**WRITTEN TASK**
Find the string "only" and gather every line that holds it.
"""
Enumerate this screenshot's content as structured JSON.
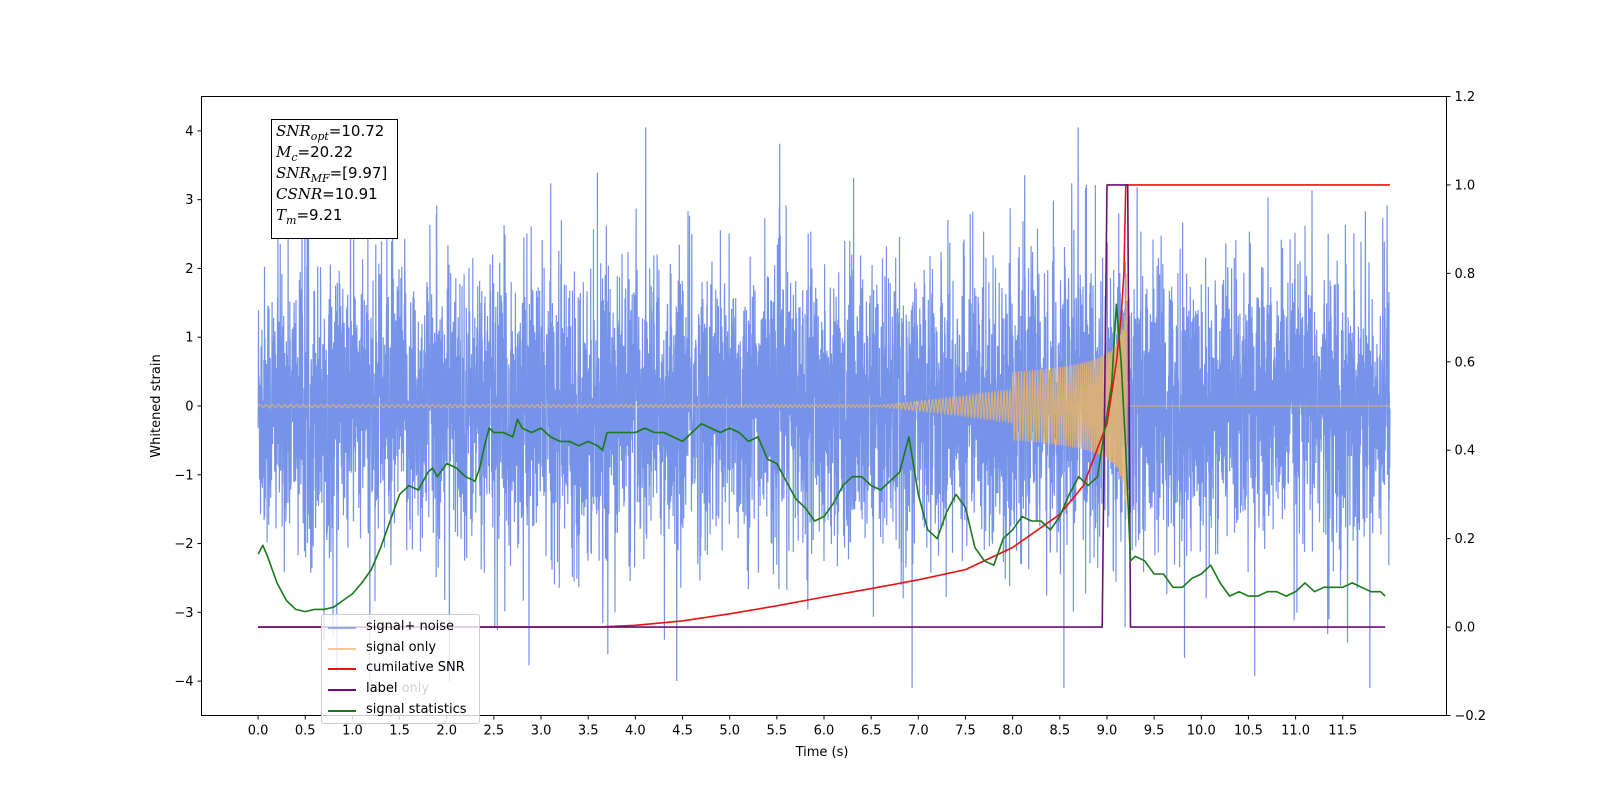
{
  "chart_data": {
    "type": "line",
    "xlabel": "Time (s)",
    "ylabel": "Whitened strain",
    "xlim": [
      -0.6,
      12.6
    ],
    "ylim": [
      -4.5,
      4.5
    ],
    "y2lim": [
      -0.2,
      1.2
    ],
    "x_ticks": [
      0.0,
      0.5,
      1.0,
      1.5,
      2.0,
      2.5,
      3.0,
      3.5,
      4.0,
      4.5,
      5.0,
      5.5,
      6.0,
      6.5,
      7.0,
      7.5,
      8.0,
      8.5,
      9.0,
      9.5,
      10.0,
      10.5,
      11.0,
      11.5
    ],
    "x_tick_labels": [
      "0.0",
      "0.5",
      "1.0",
      "1.5",
      "2.0",
      "2.5",
      "3.0",
      "3.5",
      "4.0",
      "4.5",
      "5.0",
      "5.5",
      "6.0",
      "6.5",
      "7.0",
      "7.5",
      "8.0",
      "8.5",
      "9.0",
      "9.5",
      "10.0",
      "10.5",
      "11.0",
      "11.5"
    ],
    "y_ticks": [
      -4,
      -3,
      -2,
      -1,
      0,
      1,
      2,
      3,
      4
    ],
    "y_tick_labels": [
      "−4",
      "−3",
      "−2",
      "−1",
      "0",
      "1",
      "2",
      "3",
      "4"
    ],
    "y2_ticks": [
      -0.2,
      0.0,
      0.2,
      0.4,
      0.6,
      0.8,
      1.0,
      1.2
    ],
    "y2_tick_labels": [
      "−0.2",
      "0.0",
      "0.2",
      "0.4",
      "0.6",
      "0.8",
      "1.0",
      "1.2"
    ],
    "grid": false,
    "legend_placement": "lower-left",
    "series": [
      {
        "name": "signal+ noise",
        "axis": "left",
        "color": "#6f8de8",
        "x_range": [
          0.0,
          12.0
        ],
        "approx_amplitude": 1.5,
        "approx_max": 4.05,
        "approx_min": -4.1
      },
      {
        "name": "signal only",
        "axis": "left",
        "color": "#e8b46a",
        "x_range": [
          0.0,
          12.0
        ],
        "chirp_merger_time": 9.21,
        "approx_peak_amplitude": 2.4
      },
      {
        "name": "cumilative SNR",
        "axis": "right",
        "color": "#ee1111",
        "x": [
          0.0,
          3.6,
          4.0,
          4.5,
          5.0,
          5.5,
          6.0,
          6.5,
          7.0,
          7.5,
          8.0,
          8.5,
          8.75,
          9.0,
          9.1,
          9.15,
          9.18,
          9.2,
          12.0
        ],
        "y": [
          0.0,
          0.0,
          0.004,
          0.014,
          0.03,
          0.048,
          0.068,
          0.087,
          0.107,
          0.13,
          0.18,
          0.255,
          0.32,
          0.46,
          0.6,
          0.7,
          0.8,
          1.0,
          1.0
        ]
      },
      {
        "name": "label",
        "axis": "right",
        "color": "#6b0d78",
        "x": [
          0.0,
          8.95,
          9.0,
          9.22,
          9.25,
          11.95
        ],
        "y": [
          0.0,
          0.0,
          1.0,
          1.0,
          0.0,
          0.0
        ]
      },
      {
        "name": "signal statistics",
        "axis": "right",
        "color": "#1a7a1a",
        "x": [
          0.0,
          0.05,
          0.1,
          0.2,
          0.3,
          0.4,
          0.5,
          0.6,
          0.7,
          0.8,
          0.9,
          1.0,
          1.1,
          1.2,
          1.3,
          1.4,
          1.5,
          1.6,
          1.7,
          1.8,
          1.85,
          1.9,
          2.0,
          2.1,
          2.2,
          2.3,
          2.35,
          2.4,
          2.45,
          2.5,
          2.6,
          2.7,
          2.75,
          2.8,
          2.9,
          3.0,
          3.1,
          3.2,
          3.3,
          3.4,
          3.5,
          3.6,
          3.65,
          3.7,
          3.8,
          3.9,
          4.0,
          4.1,
          4.2,
          4.3,
          4.4,
          4.5,
          4.6,
          4.7,
          4.8,
          4.9,
          5.0,
          5.1,
          5.2,
          5.3,
          5.4,
          5.5,
          5.6,
          5.7,
          5.8,
          5.9,
          6.0,
          6.1,
          6.2,
          6.3,
          6.4,
          6.5,
          6.6,
          6.7,
          6.8,
          6.9,
          7.0,
          7.1,
          7.2,
          7.3,
          7.4,
          7.5,
          7.6,
          7.7,
          7.8,
          7.9,
          8.0,
          8.1,
          8.2,
          8.3,
          8.4,
          8.5,
          8.6,
          8.7,
          8.8,
          8.9,
          9.0,
          9.05,
          9.1,
          9.15,
          9.2,
          9.25,
          9.3,
          9.4,
          9.5,
          9.6,
          9.7,
          9.8,
          9.9,
          10.0,
          10.1,
          10.2,
          10.3,
          10.4,
          10.5,
          10.6,
          10.7,
          10.8,
          10.9,
          11.0,
          11.1,
          11.2,
          11.3,
          11.4,
          11.5,
          11.6,
          11.7,
          11.8,
          11.9,
          11.95
        ],
        "y": [
          0.165,
          0.185,
          0.16,
          0.1,
          0.06,
          0.04,
          0.035,
          0.04,
          0.04,
          0.045,
          0.06,
          0.075,
          0.1,
          0.13,
          0.18,
          0.24,
          0.3,
          0.32,
          0.31,
          0.35,
          0.36,
          0.34,
          0.37,
          0.36,
          0.34,
          0.33,
          0.36,
          0.41,
          0.45,
          0.44,
          0.44,
          0.43,
          0.47,
          0.45,
          0.44,
          0.45,
          0.43,
          0.42,
          0.42,
          0.41,
          0.42,
          0.41,
          0.4,
          0.44,
          0.44,
          0.44,
          0.44,
          0.45,
          0.44,
          0.44,
          0.43,
          0.42,
          0.44,
          0.46,
          0.45,
          0.44,
          0.45,
          0.44,
          0.42,
          0.43,
          0.38,
          0.37,
          0.33,
          0.29,
          0.27,
          0.24,
          0.25,
          0.28,
          0.32,
          0.34,
          0.34,
          0.32,
          0.31,
          0.33,
          0.35,
          0.43,
          0.3,
          0.22,
          0.2,
          0.26,
          0.3,
          0.27,
          0.18,
          0.15,
          0.14,
          0.2,
          0.22,
          0.25,
          0.24,
          0.24,
          0.22,
          0.25,
          0.3,
          0.34,
          0.32,
          0.34,
          0.48,
          0.55,
          0.73,
          0.6,
          0.4,
          0.15,
          0.16,
          0.15,
          0.12,
          0.12,
          0.09,
          0.09,
          0.11,
          0.12,
          0.14,
          0.1,
          0.07,
          0.08,
          0.07,
          0.07,
          0.08,
          0.08,
          0.07,
          0.08,
          0.1,
          0.08,
          0.09,
          0.09,
          0.09,
          0.1,
          0.09,
          0.08,
          0.08,
          0.07
        ]
      }
    ],
    "legend": [
      "signal+ noise",
      "signal only",
      "cumilative SNR",
      "label",
      "signal statistics"
    ],
    "legend_overlap_text": "label only"
  },
  "annotation_box": {
    "snr_opt": "=10.72",
    "mc": "=20.22",
    "snr_mf": "=[9.97]",
    "csnr": "=10.91",
    "tm": "=9.21"
  }
}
"""
**SOLVED PROBLEM**
        "name": "signal only",
      "signal only",
    "legend_overlap_text": "label only"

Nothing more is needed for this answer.